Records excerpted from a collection
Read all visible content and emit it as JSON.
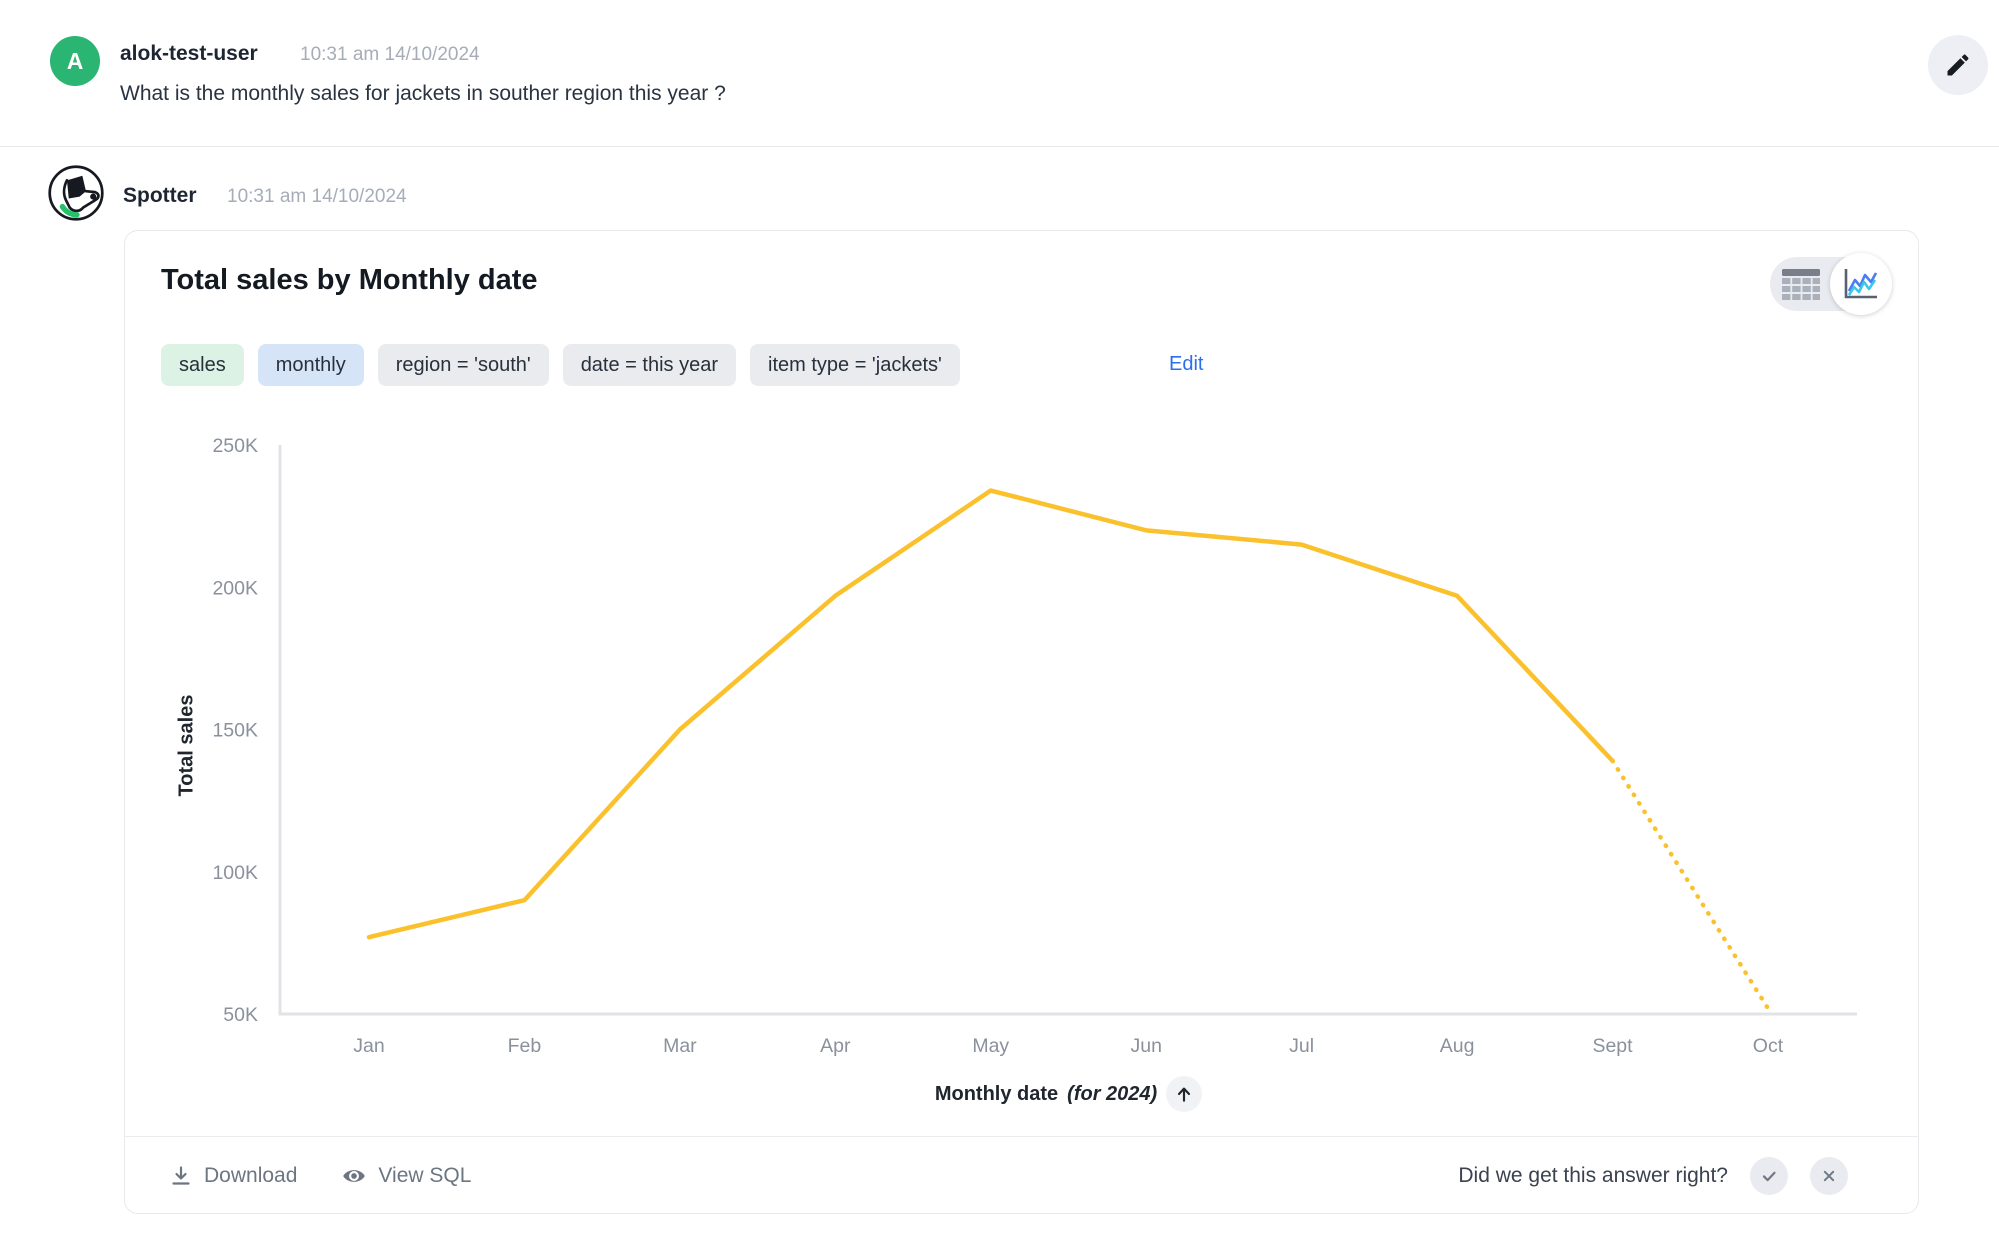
{
  "user_message": {
    "avatar_initial": "A",
    "username": "alok-test-user",
    "timestamp": "10:31 am 14/10/2024",
    "question": "What is the monthly sales for jackets in souther region this year ?"
  },
  "bot_message": {
    "name": "Spotter",
    "timestamp": "10:31 am 14/10/2024"
  },
  "card": {
    "title": "Total sales by Monthly date",
    "chips": [
      {
        "label": "sales",
        "type": "measure"
      },
      {
        "label": "monthly",
        "type": "time"
      },
      {
        "label": "region = 'south'",
        "type": "filter"
      },
      {
        "label": "date = this year",
        "type": "filter"
      },
      {
        "label": "item type = 'jackets'",
        "type": "filter"
      }
    ],
    "edit_label": "Edit",
    "footer": {
      "download_label": "Download",
      "view_sql_label": "View SQL",
      "feedback_question": "Did we get this answer right?"
    }
  },
  "chart_data": {
    "type": "line",
    "title": "Total sales by Monthly date",
    "categories": [
      "Jan",
      "Feb",
      "Mar",
      "Apr",
      "May",
      "Jun",
      "Jul",
      "Aug",
      "Sept",
      "Oct"
    ],
    "values": [
      77000,
      90000,
      150000,
      197000,
      234000,
      220000,
      215000,
      197000,
      139000,
      52000
    ],
    "xlabel": "Monthly date",
    "xlabel_suffix": "(for 2024)",
    "ylabel": "Total sales",
    "ylim": [
      50000,
      250000
    ],
    "yticks": [
      "50K",
      "100K",
      "150K",
      "200K",
      "250K"
    ],
    "line_color": "#FBC12D",
    "last_segment_dotted": true,
    "grid": false,
    "legend": "none"
  },
  "colors": {
    "accent_line": "#FBC12D",
    "avatar_green": "#2BB573",
    "chip_green": "#DCF2E4",
    "chip_blue": "#D6E4F8",
    "chip_gray": "#E9EBEF",
    "link_blue": "#2B6FEF",
    "axis_gray": "#E1E3E7",
    "tick_text": "#8A919C"
  }
}
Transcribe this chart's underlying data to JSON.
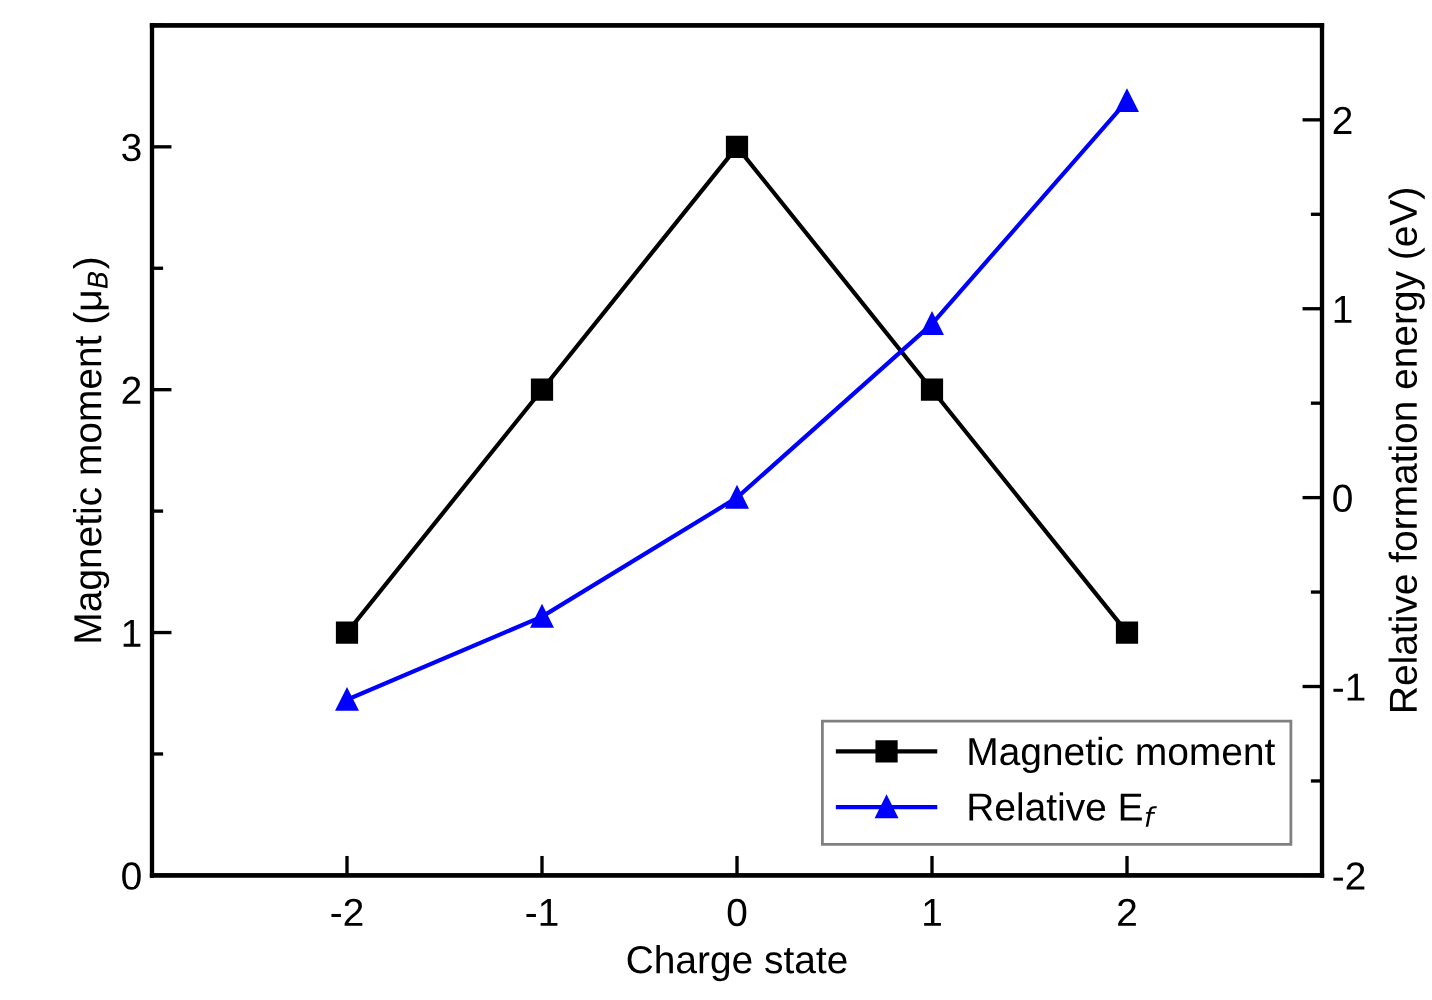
{
  "chart_data": {
    "type": "line",
    "xlabel": "Charge state",
    "ylabel": "Magnetic moment (μ$_{B}$)",
    "y2label": "Relative formation energy (eV)",
    "x": [
      -2,
      -1,
      0,
      1,
      2
    ],
    "series": [
      {
        "name": "Magnetic moment",
        "color": "#000000",
        "marker": "square",
        "values": [
          1,
          2,
          3,
          2,
          1
        ]
      },
      {
        "name": "Relative E$_{f}$",
        "color": "#0000ff",
        "marker": "triangle",
        "axis": "y2",
        "values": [
          -1.07,
          -0.63,
          0,
          0.92,
          2.1
        ]
      }
    ],
    "xlim": [
      -3,
      3
    ],
    "xticks": [
      -2,
      -1,
      0,
      1,
      2
    ],
    "ylim": [
      0,
      3.5
    ],
    "yticks": [
      0,
      1,
      2,
      3
    ],
    "y2lim": [
      -2,
      2.5
    ],
    "y2ticks": [
      -2,
      -1,
      0,
      1,
      2
    ],
    "legend": "bottom right",
    "grid": false,
    "line_style": "solid"
  }
}
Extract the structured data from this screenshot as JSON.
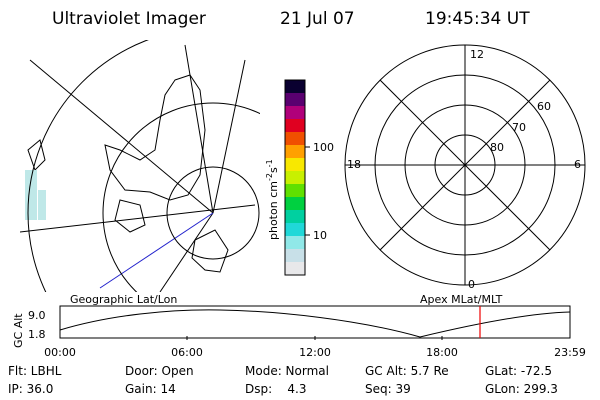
{
  "header": {
    "title": "Ultraviolet Imager",
    "date": "21 Jul 07",
    "time": "19:45:34 UT"
  },
  "colorbar": {
    "label": "photon cm",
    "exp1": "-2",
    "label2": "s",
    "exp2": "-1",
    "ticks": [
      "100",
      "10"
    ]
  },
  "polar": {
    "mlt_labels": [
      "12",
      "18",
      "6",
      "0"
    ],
    "mlat_labels": [
      "60",
      "70",
      "80"
    ]
  },
  "panels": {
    "left": "Geographic Lat/Lon",
    "right": "Apex MLat/MLT"
  },
  "altitude": {
    "label": "GC Alt",
    "yticks": [
      "9.0",
      "1.8"
    ],
    "xticks": [
      "00:00",
      "06:00",
      "12:00",
      "18:00",
      "23:59"
    ]
  },
  "info": [
    "Flt: LBHL",
    "IP: 36.0",
    "Door: Open",
    "Gain: 14",
    "Mode: Normal",
    "Dsp:    4.3",
    "GC Alt: 5.7 Re",
    "Seq: 39",
    "GLat: -72.5",
    "GLon: 299.3"
  ]
}
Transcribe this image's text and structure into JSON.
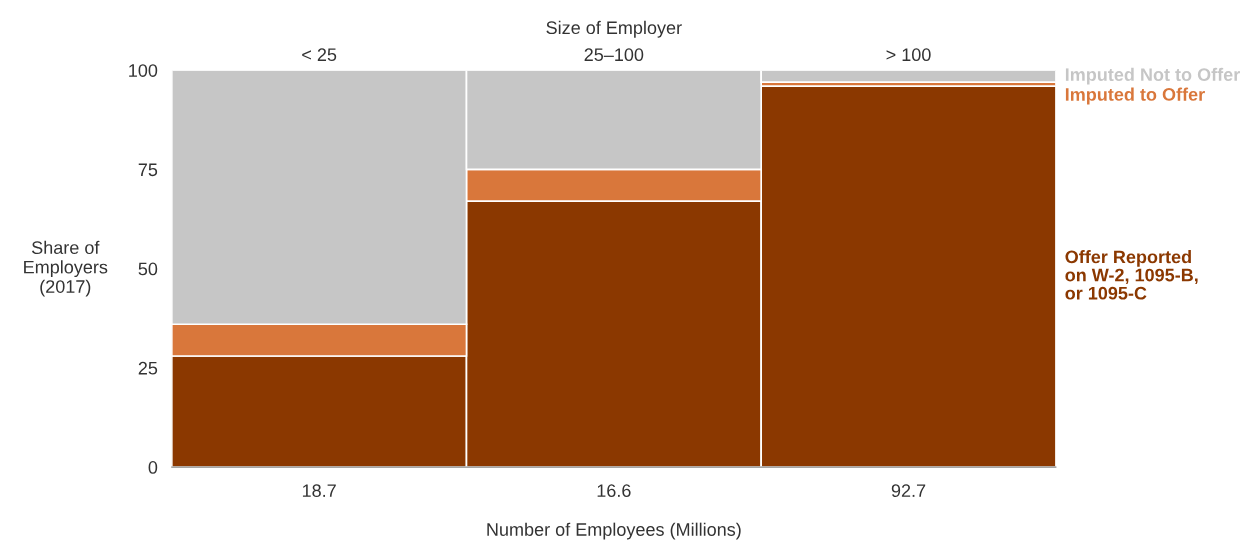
{
  "chart_data": {
    "type": "bar",
    "stacked": true,
    "x2label": "Size of Employer",
    "categories": [
      "< 25",
      "25–100",
      "> 100"
    ],
    "xlabel": "Number of Employees (Millions)",
    "ylabel": "Share of\nEmployers\n(2017)",
    "annotations": [
      "18.7",
      "16.6",
      "92.7"
    ],
    "ylim": [
      0,
      100
    ],
    "yticks": [
      0,
      25,
      50,
      75,
      100
    ],
    "series": [
      {
        "name": "Offer Reported\non W-2, 1095-B,\nor 1095-C",
        "color": "#8b3800",
        "values": [
          28,
          67,
          96
        ]
      },
      {
        "name": "Imputed to Offer",
        "color": "#d9773b",
        "values": [
          8,
          8,
          1
        ]
      },
      {
        "name": "Imputed Not to Offer",
        "color": "#c6c6c6",
        "values": [
          64,
          25,
          3
        ]
      }
    ]
  }
}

EXERCISE PROMPT. Except for the pictures, print the data above exactly.

RESPONSE.
Read all visible content and emit it as JSON.
{
  "user_message": {
    "avatar_initial": "A",
    "username": "alok-test-user",
    "timestamp": "10:31 am 14/10/2024",
    "question": "What is the monthly sales for jackets in souther region this year ?"
  },
  "bot_message": {
    "name": "Spotter",
    "timestamp": "10:31 am 14/10/2024"
  },
  "card": {
    "title": "Total sales by Monthly date",
    "chips": [
      {
        "label": "sales",
        "type": "measure"
      },
      {
        "label": "monthly",
        "type": "time"
      },
      {
        "label": "region = 'south'",
        "type": "filter"
      },
      {
        "label": "date = this year",
        "type": "filter"
      },
      {
        "label": "item type = 'jackets'",
        "type": "filter"
      }
    ],
    "edit_label": "Edit",
    "footer": {
      "download_label": "Download",
      "view_sql_label": "View SQL",
      "feedback_question": "Did we get this answer right?"
    }
  },
  "chart_data": {
    "type": "line",
    "title": "Total sales by Monthly date",
    "categories": [
      "Jan",
      "Feb",
      "Mar",
      "Apr",
      "May",
      "Jun",
      "Jul",
      "Aug",
      "Sept",
      "Oct"
    ],
    "values": [
      77000,
      90000,
      150000,
      197000,
      234000,
      220000,
      215000,
      197000,
      139000,
      52000
    ],
    "xlabel": "Monthly date",
    "xlabel_suffix": "(for 2024)",
    "ylabel": "Total sales",
    "ylim": [
      50000,
      250000
    ],
    "yticks": [
      "50K",
      "100K",
      "150K",
      "200K",
      "250K"
    ],
    "line_color": "#FBC12D",
    "last_segment_dotted": true,
    "grid": false,
    "legend": "none"
  },
  "colors": {
    "accent_line": "#FBC12D",
    "avatar_green": "#2BB573",
    "chip_green": "#DCF2E4",
    "chip_blue": "#D6E4F8",
    "chip_gray": "#E9EBEF",
    "link_blue": "#2B6FEF",
    "axis_gray": "#E1E3E7",
    "tick_text": "#8A919C"
  }
}
Transcribe this chart's underlying data to JSON.
{
  "chart_data": {
    "type": "line",
    "xlabel": "Charge state",
    "ylabel": "Magnetic moment (μ$_{B}$)",
    "y2label": "Relative formation energy (eV)",
    "x": [
      -2,
      -1,
      0,
      1,
      2
    ],
    "series": [
      {
        "name": "Magnetic moment",
        "color": "#000000",
        "marker": "square",
        "values": [
          1,
          2,
          3,
          2,
          1
        ]
      },
      {
        "name": "Relative E$_{f}$",
        "color": "#0000ff",
        "marker": "triangle",
        "axis": "y2",
        "values": [
          -1.07,
          -0.63,
          0,
          0.92,
          2.1
        ]
      }
    ],
    "xlim": [
      -3,
      3
    ],
    "xticks": [
      -2,
      -1,
      0,
      1,
      2
    ],
    "ylim": [
      0,
      3.5
    ],
    "yticks": [
      0,
      1,
      2,
      3
    ],
    "y2lim": [
      -2,
      2.5
    ],
    "y2ticks": [
      -2,
      -1,
      0,
      1,
      2
    ],
    "legend": "bottom right",
    "grid": false,
    "line_style": "solid"
  }
}
Extract the structured data from this screenshot as JSON.
{
  "header": {
    "title": "Ultraviolet Imager",
    "date": "21 Jul 07",
    "time": "19:45:34 UT"
  },
  "colorbar": {
    "label": "photon cm",
    "exp1": "-2",
    "label2": "s",
    "exp2": "-1",
    "ticks": [
      "100",
      "10"
    ]
  },
  "polar": {
    "mlt_labels": [
      "12",
      "18",
      "6",
      "0"
    ],
    "mlat_labels": [
      "60",
      "70",
      "80"
    ]
  },
  "panels": {
    "left": "Geographic Lat/Lon",
    "right": "Apex MLat/MLT"
  },
  "altitude": {
    "label": "GC Alt",
    "yticks": [
      "9.0",
      "1.8"
    ],
    "xticks": [
      "00:00",
      "06:00",
      "12:00",
      "18:00",
      "23:59"
    ]
  },
  "info": [
    "Flt: LBHL",
    "IP: 36.0",
    "Door: Open",
    "Gain: 14",
    "Mode: Normal",
    "Dsp:    4.3",
    "GC Alt: 5.7 Re",
    "Seq: 39",
    "GLat: -72.5",
    "GLon: 299.3"
  ]
}
Transcribe this image's text and structure into JSON.
{
  "chart_data": {
    "type": "bar",
    "stacked": true,
    "x2label": "Size of Employer",
    "categories": [
      "< 25",
      "25–100",
      "> 100"
    ],
    "xlabel": "Number of Employees (Millions)",
    "ylabel": "Share of\nEmployers\n(2017)",
    "annotations": [
      "18.7",
      "16.6",
      "92.7"
    ],
    "ylim": [
      0,
      100
    ],
    "yticks": [
      0,
      25,
      50,
      75,
      100
    ],
    "series": [
      {
        "name": "Offer Reported\non W-2, 1095-B,\nor 1095-C",
        "color": "#8b3800",
        "values": [
          28,
          67,
          96
        ]
      },
      {
        "name": "Imputed to Offer",
        "color": "#d9773b",
        "values": [
          8,
          8,
          1
        ]
      },
      {
        "name": "Imputed Not to Offer",
        "color": "#c6c6c6",
        "values": [
          64,
          25,
          3
        ]
      }
    ]
  }
}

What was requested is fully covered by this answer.